• **The exercise**:
Print the entries in full, word for word, but not the pictures.

--- begin ---

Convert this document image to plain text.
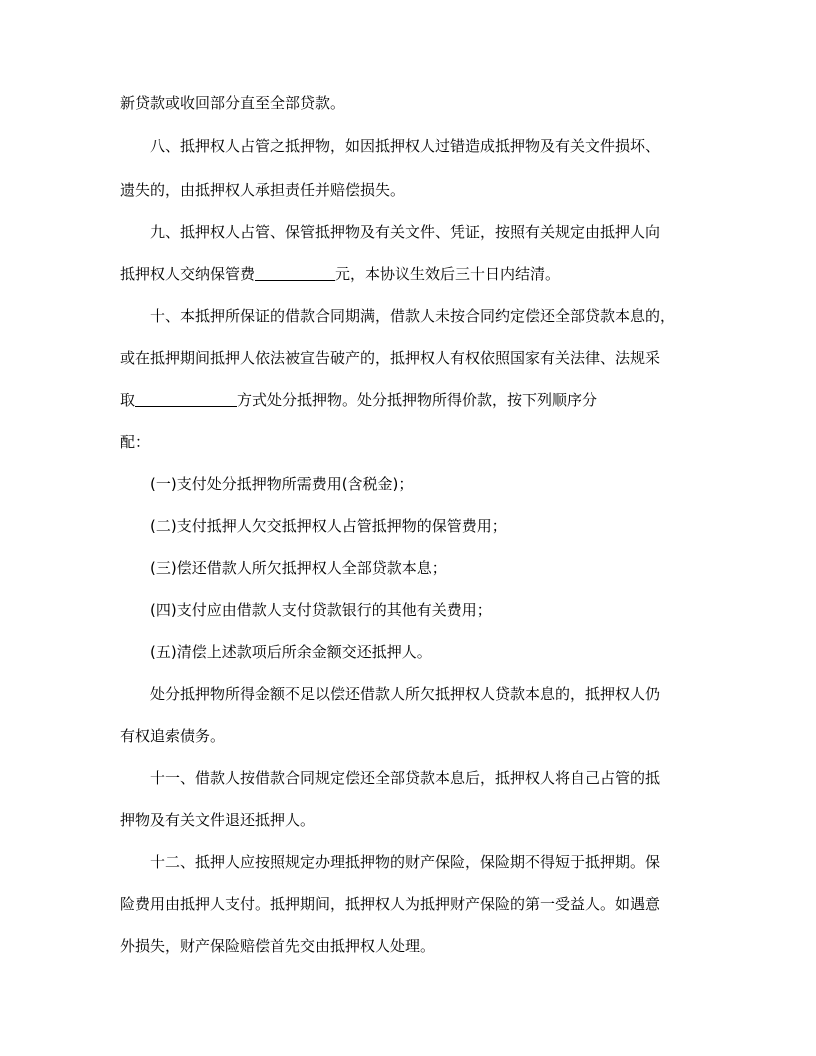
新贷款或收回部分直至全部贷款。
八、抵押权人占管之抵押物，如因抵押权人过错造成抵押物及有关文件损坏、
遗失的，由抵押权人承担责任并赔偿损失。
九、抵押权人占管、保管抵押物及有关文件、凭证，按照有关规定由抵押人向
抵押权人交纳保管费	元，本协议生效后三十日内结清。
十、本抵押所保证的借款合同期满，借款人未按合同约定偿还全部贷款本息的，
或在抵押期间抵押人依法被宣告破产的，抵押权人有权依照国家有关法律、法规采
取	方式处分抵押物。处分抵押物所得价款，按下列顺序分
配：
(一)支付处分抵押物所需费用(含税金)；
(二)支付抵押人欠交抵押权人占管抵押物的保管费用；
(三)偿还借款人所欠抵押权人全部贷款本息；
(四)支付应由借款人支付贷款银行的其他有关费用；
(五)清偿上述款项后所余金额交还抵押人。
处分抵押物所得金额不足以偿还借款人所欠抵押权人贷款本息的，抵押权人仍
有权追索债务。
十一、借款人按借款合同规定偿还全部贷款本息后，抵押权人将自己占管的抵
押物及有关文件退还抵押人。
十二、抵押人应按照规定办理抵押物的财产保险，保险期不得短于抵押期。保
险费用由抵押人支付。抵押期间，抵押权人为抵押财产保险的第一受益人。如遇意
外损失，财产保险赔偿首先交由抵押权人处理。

--- end ---

• **Worked solution**:
Convert this document image to plain text.
新贷款或收回部分直至全部贷款。
八、抵押权人占管之抵押物，如因抵押权人过错造成抵押物及有关文件损坏、
遗失的，由抵押权人承担责任并赔偿损失。
九、抵押权人占管、保管抵押物及有关文件、凭证，按照有关规定由抵押人向
抵押权人交纳保管费	元，本协议生效后三十日内结清。
十、本抵押所保证的借款合同期满，借款人未按合同约定偿还全部贷款本息的，
或在抵押期间抵押人依法被宣告破产的，抵押权人有权依照国家有关法律、法规采
取	方式处分抵押物。处分抵押物所得价款，按下列顺序分
配：
(一)支付处分抵押物所需费用(含税金)；
(二)支付抵押人欠交抵押权人占管抵押物的保管费用；
(三)偿还借款人所欠抵押权人全部贷款本息；
(四)支付应由借款人支付贷款银行的其他有关费用；
(五)清偿上述款项后所余金额交还抵押人。
处分抵押物所得金额不足以偿还借款人所欠抵押权人贷款本息的，抵押权人仍
有权追索债务。
十一、借款人按借款合同规定偿还全部贷款本息后，抵押权人将自己占管的抵
押物及有关文件退还抵押人。
十二、抵押人应按照规定办理抵押物的财产保险，保险期不得短于抵押期。保
险费用由抵押人支付。抵押期间，抵押权人为抵押财产保险的第一受益人。如遇意
外损失，财产保险赔偿首先交由抵押权人处理。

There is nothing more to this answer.